(Stored data)
[Start]
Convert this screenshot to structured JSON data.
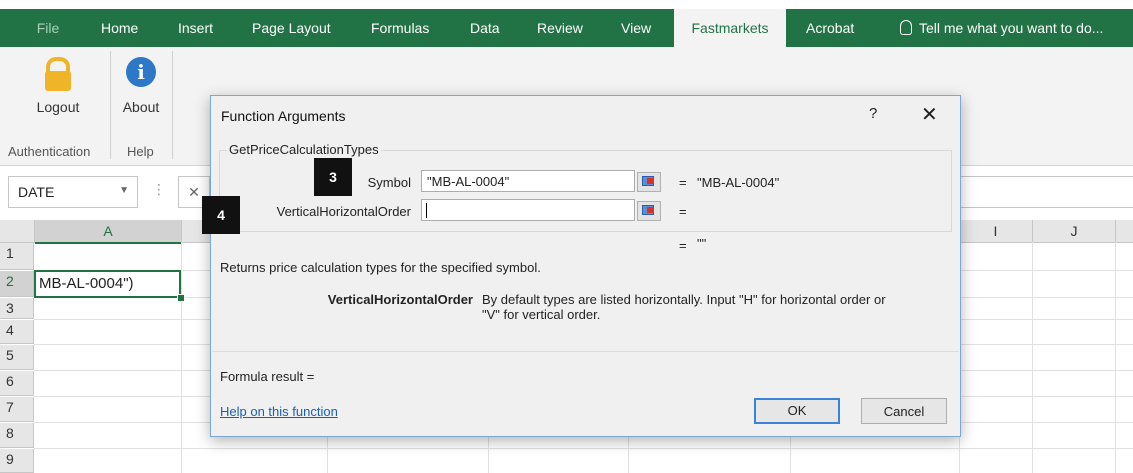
{
  "ribbon_tabs": [
    "File",
    "Home",
    "Insert",
    "Page Layout",
    "Formulas",
    "Data",
    "Review",
    "View",
    "Fastmarkets",
    "Acrobat"
  ],
  "active_tab": "Fastmarkets",
  "tell_me": "Tell me what you want to do...",
  "ribbon": {
    "logout_label": "Logout",
    "about_label": "About",
    "group_authentication": "Authentication",
    "group_help": "Help"
  },
  "namebox": {
    "value": "DATE"
  },
  "formula_bar": {
    "fx_label": "✕"
  },
  "columns": [
    "A",
    "I",
    "J"
  ],
  "rows": [
    "1",
    "2",
    "3",
    "4",
    "5",
    "6",
    "7",
    "8",
    "9"
  ],
  "active_cell": {
    "value": "MB-AL-0004\")"
  },
  "dialog": {
    "title": "Function Arguments",
    "help_glyph": "?",
    "close_glyph": "✕",
    "function_name": "GetPriceCalculationTypes",
    "args": [
      {
        "label": "Symbol",
        "value": "\"MB-AL-0004\"",
        "equals": "=",
        "result": "\"MB-AL-0004\""
      },
      {
        "label": "VerticalHorizontalOrder",
        "value": "",
        "equals": "=",
        "result": ""
      }
    ],
    "overall_equals": "=",
    "overall_result": "\"\"",
    "description": "Returns price calculation types for the specified symbol.",
    "arg_help_name": "VerticalHorizontalOrder",
    "arg_help_text_1": "By default types are listed horizontally. Input \"H\" for horizontal order or",
    "arg_help_text_2": "\"V\" for vertical order.",
    "formula_result": "Formula result =",
    "help_link": "Help on this function",
    "ok_label": "OK",
    "cancel_label": "Cancel"
  },
  "markers": [
    "3",
    "4"
  ],
  "colors": {
    "excel_green": "#217346",
    "ribbon_bg": "#f3f3f3",
    "dialog_border": "#7aa7d8",
    "link": "#1a5eb8"
  }
}
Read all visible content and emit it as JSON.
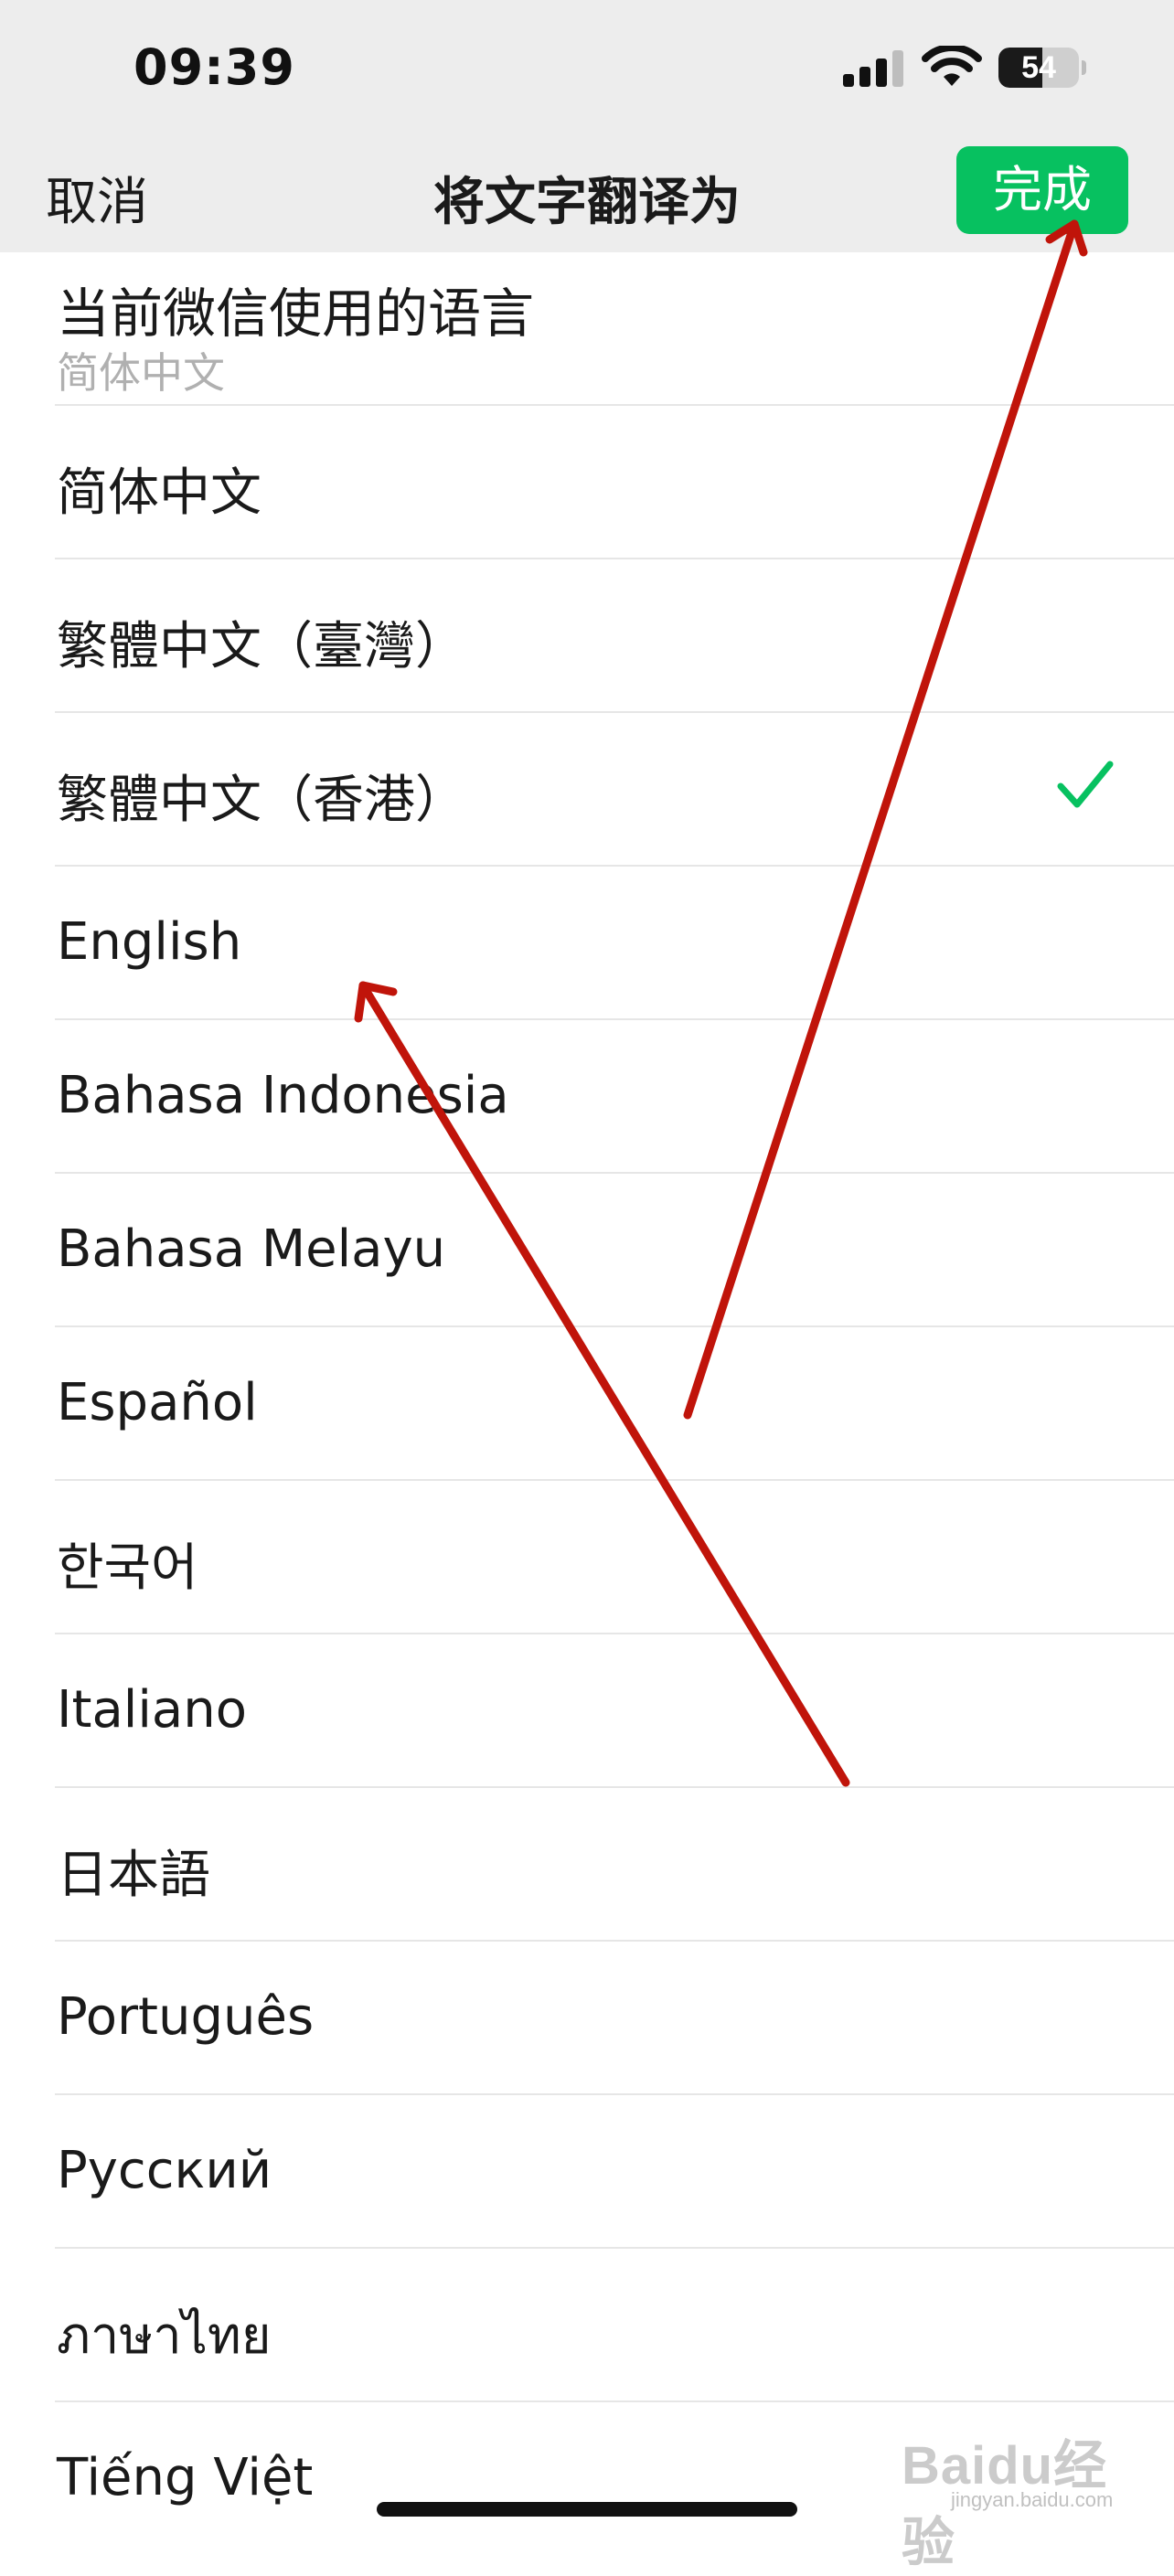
{
  "status_bar": {
    "time": "09:39",
    "battery_percent": "54",
    "battery_level": 0.54,
    "signal_icon": "cellular-signal-icon",
    "wifi_icon": "wifi-icon"
  },
  "header": {
    "cancel_label": "取消",
    "title": "将文字翻译为",
    "done_label": "完成",
    "done_color": "#07c160"
  },
  "current_language": {
    "label": "当前微信使用的语言",
    "value": "简体中文"
  },
  "languages": [
    {
      "name": "简体中文",
      "selected": false
    },
    {
      "name": "繁體中文（臺灣）",
      "selected": false
    },
    {
      "name": "繁體中文（香港）",
      "selected": true
    },
    {
      "name": "English",
      "selected": false
    },
    {
      "name": "Bahasa Indonesia",
      "selected": false
    },
    {
      "name": "Bahasa Melayu",
      "selected": false
    },
    {
      "name": "Español",
      "selected": false
    },
    {
      "name": "한국어",
      "selected": false
    },
    {
      "name": "Italiano",
      "selected": false
    },
    {
      "name": "日本語",
      "selected": false
    },
    {
      "name": "Português",
      "selected": false
    },
    {
      "name": "Русский",
      "selected": false
    },
    {
      "name": "ภาษาไทย",
      "selected": false
    },
    {
      "name": "Tiếng Việt",
      "selected": false
    }
  ],
  "check_color": "#07c160",
  "annotation_color": "#c0140a",
  "watermark": {
    "brand": "Baidu经验",
    "url": "jingyan.baidu.com"
  }
}
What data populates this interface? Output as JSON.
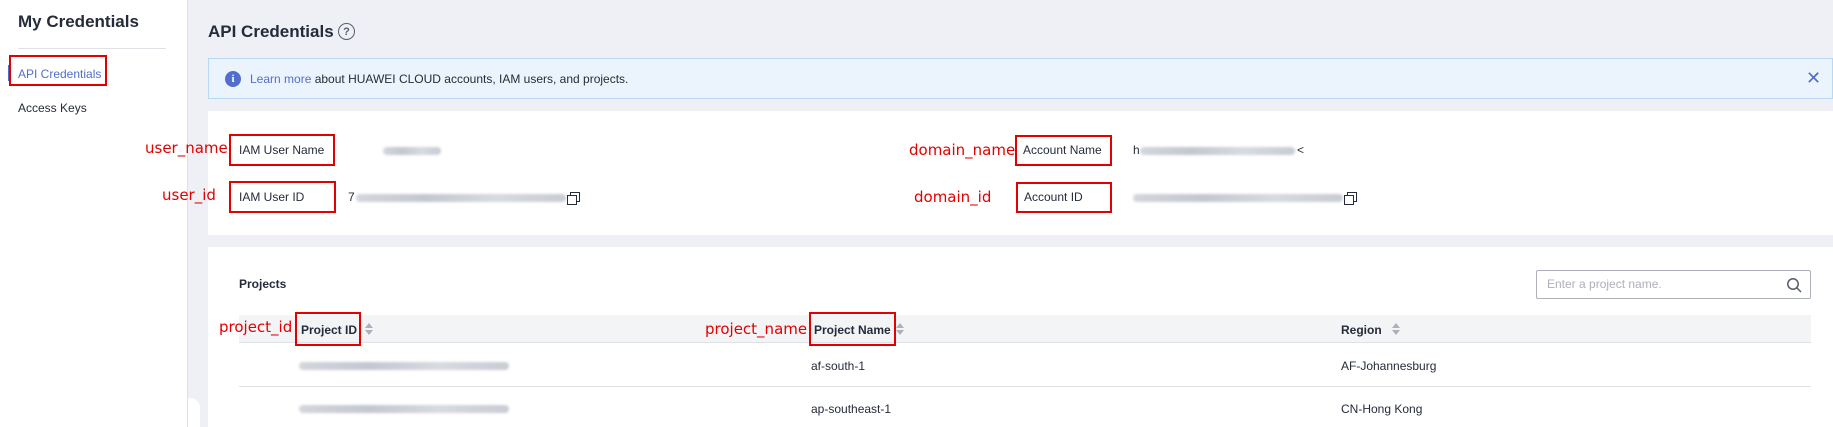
{
  "sidebar": {
    "title": "My Credentials",
    "items": [
      {
        "label": "API Credentials",
        "active": true
      },
      {
        "label": "Access Keys",
        "active": false
      }
    ]
  },
  "page": {
    "title": "API Credentials",
    "help_icon": "question-circle-icon"
  },
  "banner": {
    "link_text": "Learn more",
    "text": " about HUAWEI CLOUD accounts, IAM users, and projects.",
    "info_icon": "info-circle-icon",
    "close_icon": "close-icon"
  },
  "credentials": {
    "iam_user_name_label": "IAM User Name",
    "iam_user_id_label": "IAM User ID",
    "iam_user_id_prefix": "7",
    "account_name_label": "Account Name",
    "account_name_prefix": "h",
    "account_name_suffix": "<",
    "account_id_label": "Account ID"
  },
  "annotations": {
    "user_name": "user_name",
    "user_id": "user_id",
    "domain_name": "domain_name",
    "domain_id": "domain_id",
    "project_id": "project_id",
    "project_name": "project_name"
  },
  "projects": {
    "title": "Projects",
    "search_placeholder": "Enter a project name.",
    "columns": [
      "Project ID",
      "Project Name",
      "Region"
    ],
    "rows": [
      {
        "project_name": "af-south-1",
        "region": "AF-Johannesburg"
      },
      {
        "project_name": "ap-southeast-1",
        "region": "CN-Hong Kong"
      }
    ]
  },
  "colors": {
    "accent": "#526ecc",
    "annotation_red": "#e30000",
    "banner_bg": "#ebf4fd"
  }
}
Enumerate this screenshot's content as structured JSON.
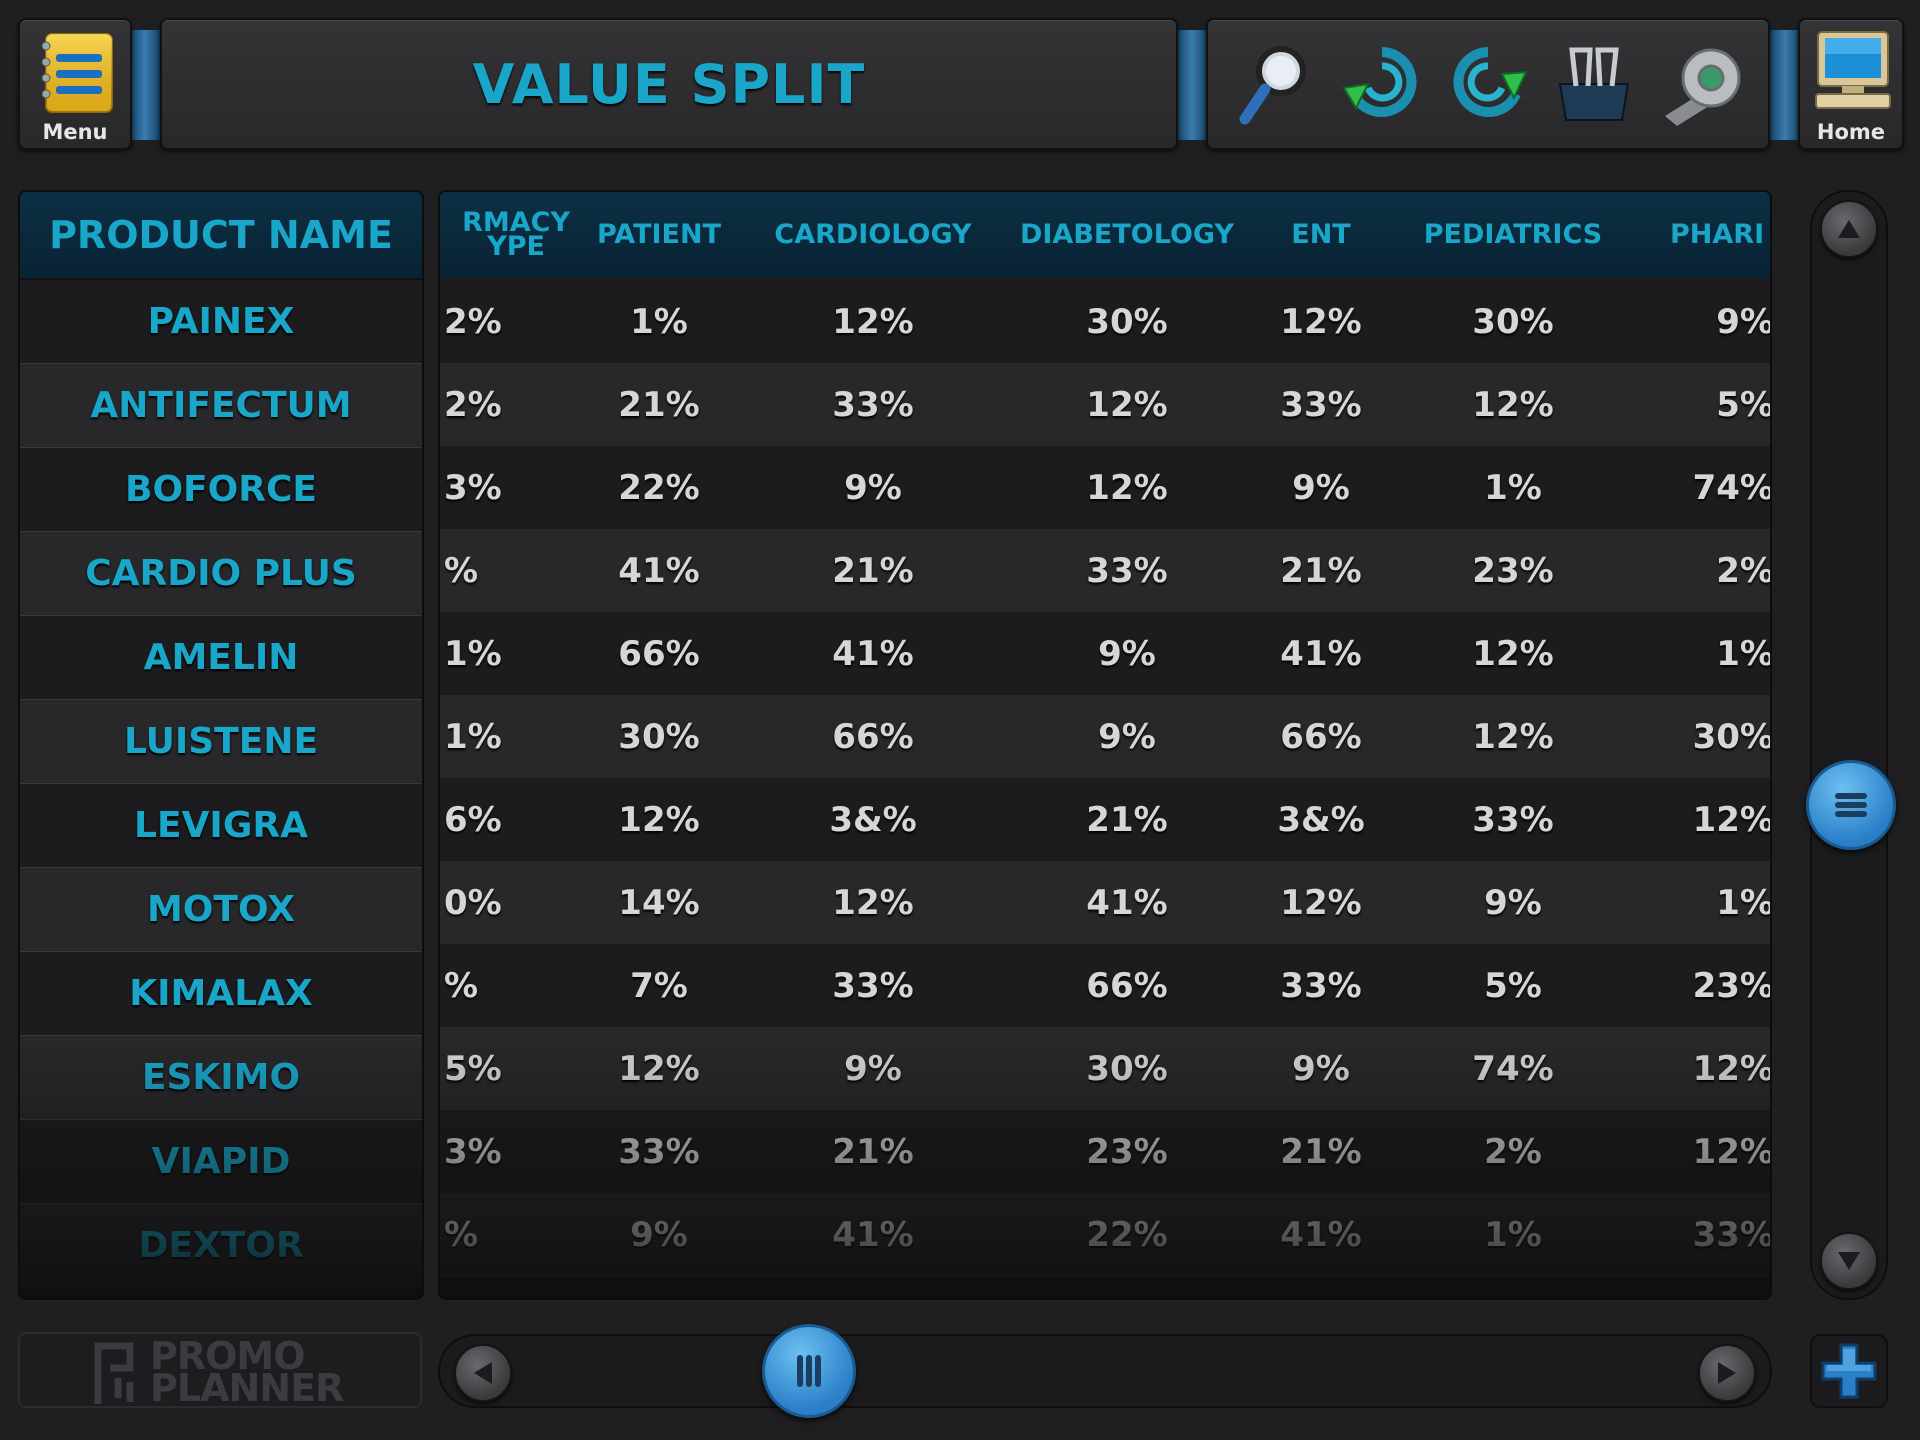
[End]
- TASK INSTRUCTIONS -
Identify and list each line with the word "circle".

- EXERCISE SOLUTION -
    "help_icon": "question-circle-icon"
    "info_icon": "info-circle-icon",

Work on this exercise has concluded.